DIRECTIONS FOR THIS TASK
All of the data should be output character for character, except the pictures.

_ _ _ _ _

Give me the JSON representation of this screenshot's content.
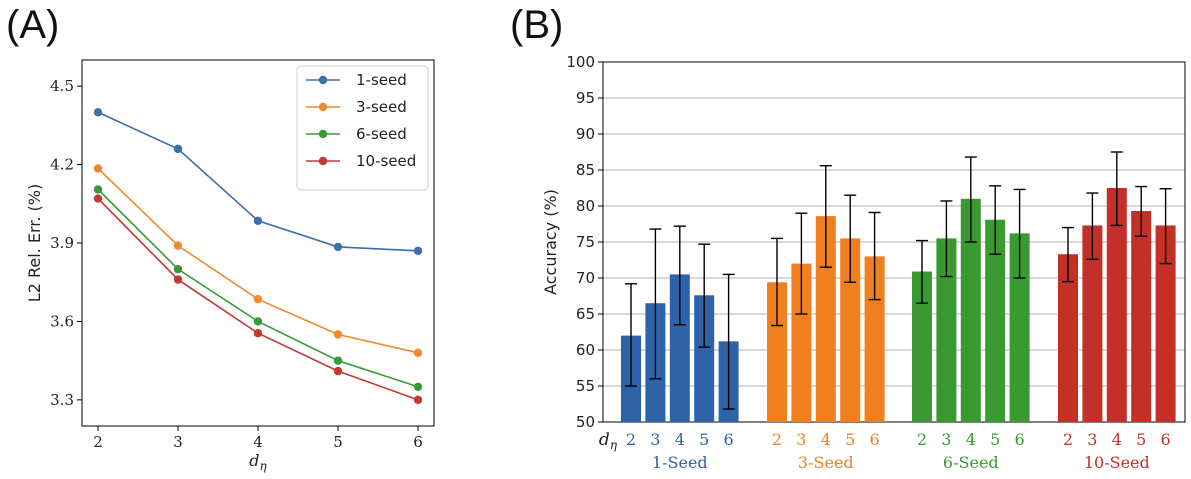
{
  "panels": {
    "a_tag": "(A)",
    "b_tag": "(B)"
  },
  "chart_data": [
    {
      "type": "line",
      "x": [
        2,
        3,
        4,
        5,
        6
      ],
      "xlabel": "dη",
      "ylabel": "L2 Rel. Err. (%)",
      "xlim": [
        1.8,
        6.2
      ],
      "ylim": [
        3.2,
        4.6
      ],
      "yticks": [
        "3.3",
        "3.6",
        "3.9",
        "4.2",
        "4.5"
      ],
      "xticks": [
        "2",
        "3",
        "4",
        "5",
        "6"
      ],
      "grid": false,
      "legend_position": "top-right",
      "series": [
        {
          "name": "1-seed",
          "color": "#3b6fae",
          "values": [
            4.4,
            4.26,
            3.985,
            3.885,
            3.87
          ]
        },
        {
          "name": "3-seed",
          "color": "#f0892d",
          "values": [
            4.185,
            3.89,
            3.685,
            3.55,
            3.48
          ]
        },
        {
          "name": "6-seed",
          "color": "#3a9a3a",
          "values": [
            4.105,
            3.8,
            3.6,
            3.45,
            3.35
          ]
        },
        {
          "name": "10-seed",
          "color": "#c23a30",
          "values": [
            4.07,
            3.76,
            3.555,
            3.41,
            3.3
          ]
        }
      ]
    },
    {
      "type": "bar",
      "ylabel": "Accuracy (%)",
      "ylim": [
        50,
        100
      ],
      "yticks": [
        "50",
        "55",
        "60",
        "65",
        "70",
        "75",
        "80",
        "85",
        "90",
        "95",
        "100"
      ],
      "grid": true,
      "x_axis_symbol": "dη",
      "x_tick_labels": [
        "2",
        "3",
        "4",
        "5",
        "6"
      ],
      "groups": [
        {
          "name": "1-Seed",
          "color": "#2e63a8",
          "values": [
            62.0,
            66.5,
            70.5,
            67.6,
            61.2
          ],
          "err_low": [
            55.0,
            56.0,
            63.5,
            60.4,
            51.8
          ],
          "err_high": [
            69.2,
            76.8,
            77.2,
            74.7,
            70.5
          ]
        },
        {
          "name": "3-Seed",
          "color": "#f0801f",
          "values": [
            69.4,
            72.0,
            78.6,
            75.5,
            73.0
          ],
          "err_low": [
            63.4,
            65.0,
            71.5,
            69.4,
            67.0
          ],
          "err_high": [
            75.5,
            79.0,
            85.6,
            81.5,
            79.1
          ]
        },
        {
          "name": "6-Seed",
          "color": "#3a9a32",
          "values": [
            70.9,
            75.5,
            81.0,
            78.1,
            76.2
          ],
          "err_low": [
            66.5,
            70.2,
            75.0,
            73.3,
            70.0
          ],
          "err_high": [
            75.2,
            80.7,
            86.8,
            82.8,
            82.3
          ]
        },
        {
          "name": "10-Seed",
          "color": "#c23028",
          "values": [
            73.3,
            77.3,
            82.5,
            79.3,
            77.3
          ],
          "err_low": [
            69.5,
            72.6,
            77.3,
            75.8,
            72.0
          ],
          "err_high": [
            77.0,
            81.8,
            87.5,
            82.7,
            82.4
          ]
        }
      ]
    }
  ]
}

_ _ _ _ _

EXERCISE SOLUTION
Give me the JSON representation of this screenshot's content.
{
  "panels": {
    "a_tag": "(A)",
    "b_tag": "(B)"
  },
  "chart_data": [
    {
      "type": "line",
      "x": [
        2,
        3,
        4,
        5,
        6
      ],
      "xlabel": "dη",
      "ylabel": "L2 Rel. Err. (%)",
      "xlim": [
        1.8,
        6.2
      ],
      "ylim": [
        3.2,
        4.6
      ],
      "yticks": [
        "3.3",
        "3.6",
        "3.9",
        "4.2",
        "4.5"
      ],
      "xticks": [
        "2",
        "3",
        "4",
        "5",
        "6"
      ],
      "grid": false,
      "legend_position": "top-right",
      "series": [
        {
          "name": "1-seed",
          "color": "#3b6fae",
          "values": [
            4.4,
            4.26,
            3.985,
            3.885,
            3.87
          ]
        },
        {
          "name": "3-seed",
          "color": "#f0892d",
          "values": [
            4.185,
            3.89,
            3.685,
            3.55,
            3.48
          ]
        },
        {
          "name": "6-seed",
          "color": "#3a9a3a",
          "values": [
            4.105,
            3.8,
            3.6,
            3.45,
            3.35
          ]
        },
        {
          "name": "10-seed",
          "color": "#c23a30",
          "values": [
            4.07,
            3.76,
            3.555,
            3.41,
            3.3
          ]
        }
      ]
    },
    {
      "type": "bar",
      "ylabel": "Accuracy (%)",
      "ylim": [
        50,
        100
      ],
      "yticks": [
        "50",
        "55",
        "60",
        "65",
        "70",
        "75",
        "80",
        "85",
        "90",
        "95",
        "100"
      ],
      "grid": true,
      "x_axis_symbol": "dη",
      "x_tick_labels": [
        "2",
        "3",
        "4",
        "5",
        "6"
      ],
      "groups": [
        {
          "name": "1-Seed",
          "color": "#2e63a8",
          "values": [
            62.0,
            66.5,
            70.5,
            67.6,
            61.2
          ],
          "err_low": [
            55.0,
            56.0,
            63.5,
            60.4,
            51.8
          ],
          "err_high": [
            69.2,
            76.8,
            77.2,
            74.7,
            70.5
          ]
        },
        {
          "name": "3-Seed",
          "color": "#f0801f",
          "values": [
            69.4,
            72.0,
            78.6,
            75.5,
            73.0
          ],
          "err_low": [
            63.4,
            65.0,
            71.5,
            69.4,
            67.0
          ],
          "err_high": [
            75.5,
            79.0,
            85.6,
            81.5,
            79.1
          ]
        },
        {
          "name": "6-Seed",
          "color": "#3a9a32",
          "values": [
            70.9,
            75.5,
            81.0,
            78.1,
            76.2
          ],
          "err_low": [
            66.5,
            70.2,
            75.0,
            73.3,
            70.0
          ],
          "err_high": [
            75.2,
            80.7,
            86.8,
            82.8,
            82.3
          ]
        },
        {
          "name": "10-Seed",
          "color": "#c23028",
          "values": [
            73.3,
            77.3,
            82.5,
            79.3,
            77.3
          ],
          "err_low": [
            69.5,
            72.6,
            77.3,
            75.8,
            72.0
          ],
          "err_high": [
            77.0,
            81.8,
            87.5,
            82.7,
            82.4
          ]
        }
      ]
    }
  ]
}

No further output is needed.